• Records from a data collection:
☆ ☆ ☆ ☆
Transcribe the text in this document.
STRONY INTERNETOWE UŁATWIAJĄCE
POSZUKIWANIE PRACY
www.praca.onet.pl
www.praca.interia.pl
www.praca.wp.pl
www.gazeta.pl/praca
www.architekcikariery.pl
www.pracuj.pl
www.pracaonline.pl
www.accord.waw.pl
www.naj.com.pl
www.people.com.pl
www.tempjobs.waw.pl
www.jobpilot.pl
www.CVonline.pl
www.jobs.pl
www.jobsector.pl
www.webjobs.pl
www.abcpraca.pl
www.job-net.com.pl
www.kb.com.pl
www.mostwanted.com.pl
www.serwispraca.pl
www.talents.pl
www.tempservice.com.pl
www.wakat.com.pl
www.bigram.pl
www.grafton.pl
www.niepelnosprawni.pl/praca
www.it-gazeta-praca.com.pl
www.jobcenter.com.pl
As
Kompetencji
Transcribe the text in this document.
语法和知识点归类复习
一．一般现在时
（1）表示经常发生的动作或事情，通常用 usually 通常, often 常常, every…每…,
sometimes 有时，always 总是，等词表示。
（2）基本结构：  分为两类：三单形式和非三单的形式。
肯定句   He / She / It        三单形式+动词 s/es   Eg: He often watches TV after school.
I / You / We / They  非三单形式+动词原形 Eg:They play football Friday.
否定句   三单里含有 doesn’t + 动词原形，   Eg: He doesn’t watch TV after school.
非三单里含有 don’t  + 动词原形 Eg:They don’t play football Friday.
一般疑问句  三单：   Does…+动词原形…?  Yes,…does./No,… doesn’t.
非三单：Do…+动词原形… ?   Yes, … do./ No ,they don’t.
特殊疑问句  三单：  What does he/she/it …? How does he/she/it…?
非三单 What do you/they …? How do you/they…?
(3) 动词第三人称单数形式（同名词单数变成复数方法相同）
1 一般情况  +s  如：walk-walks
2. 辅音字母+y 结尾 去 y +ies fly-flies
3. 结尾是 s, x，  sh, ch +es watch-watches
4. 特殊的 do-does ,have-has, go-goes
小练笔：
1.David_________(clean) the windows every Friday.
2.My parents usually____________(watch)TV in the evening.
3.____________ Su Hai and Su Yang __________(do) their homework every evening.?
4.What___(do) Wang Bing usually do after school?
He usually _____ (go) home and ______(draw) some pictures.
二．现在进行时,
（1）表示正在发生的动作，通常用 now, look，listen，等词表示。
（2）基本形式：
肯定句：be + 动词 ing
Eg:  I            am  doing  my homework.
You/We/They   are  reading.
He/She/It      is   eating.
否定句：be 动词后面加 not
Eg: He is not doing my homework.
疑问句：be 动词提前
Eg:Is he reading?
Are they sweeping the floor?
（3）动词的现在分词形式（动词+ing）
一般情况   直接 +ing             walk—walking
☆ ☆ ☆ ☆
• What is asked: Return every entry exactly as given.

• Full solution:
Transcribe the text in this document.
STRONY INTERNETOWE UŁATWIAJĄCE
POSZUKIWANIE PRACY
www.praca.onet.pl
www.praca.interia.pl
www.praca.wp.pl
www.gazeta.pl/praca
www.architekcikariery.pl
www.pracuj.pl
www.pracaonline.pl
www.accord.waw.pl
www.naj.com.pl
www.people.com.pl
www.tempjobs.waw.pl
www.jobpilot.pl
www.CVonline.pl
www.jobs.pl
www.jobsector.pl
www.webjobs.pl
www.abcpraca.pl
www.job-net.com.pl
www.kb.com.pl
www.mostwanted.com.pl
www.serwispraca.pl
www.talents.pl
www.tempservice.com.pl
www.wakat.com.pl
www.bigram.pl
www.grafton.pl
www.niepelnosprawni.pl/praca
www.it-gazeta-praca.com.pl
www.jobcenter.com.pl
As
Kompetencji
Transcribe the text in this document.
语法和知识点归类复习
一．一般现在时
（1）表示经常发生的动作或事情，通常用 usually 通常, often 常常, every…每…,
sometimes 有时，always 总是，等词表示。
（2）基本结构：  分为两类：三单形式和非三单的形式。
肯定句   He / She / It        三单形式+动词 s/es   Eg: He often watches TV after school.
I / You / We / They  非三单形式+动词原形 Eg:They play football Friday.
否定句   三单里含有 doesn’t + 动词原形，   Eg: He doesn’t watch TV after school.
非三单里含有 don’t  + 动词原形 Eg:They don’t play football Friday.
一般疑问句  三单：   Does…+动词原形…?  Yes,…does./No,… doesn’t.
非三单：Do…+动词原形… ?   Yes, … do./ No ,they don’t.
特殊疑问句  三单：  What does he/she/it …? How does he/she/it…?
非三单 What do you/they …? How do you/they…?
(3) 动词第三人称单数形式（同名词单数变成复数方法相同）
1 一般情况  +s  如：walk-walks
2. 辅音字母+y 结尾 去 y +ies fly-flies
3. 结尾是 s, x，  sh, ch +es watch-watches
4. 特殊的 do-does ,have-has, go-goes
小练笔：
1.David_________(clean) the windows every Friday.
2.My parents usually____________(watch)TV in the evening.
3.____________ Su Hai and Su Yang __________(do) their homework every evening.?
4.What___(do) Wang Bing usually do after school?
He usually _____ (go) home and ______(draw) some pictures.
二．现在进行时,
（1）表示正在发生的动作，通常用 now, look，listen，等词表示。
（2）基本形式：
肯定句：be + 动词 ing
Eg:  I            am  doing  my homework.
You/We/They   are  reading.
He/She/It      is   eating.
否定句：be 动词后面加 not
Eg: He is not doing my homework.
疑问句：be 动词提前
Eg:Is he reading?
Are they sweeping the floor?
（3）动词的现在分词形式（动词+ing）
一般情况   直接 +ing             walk—walking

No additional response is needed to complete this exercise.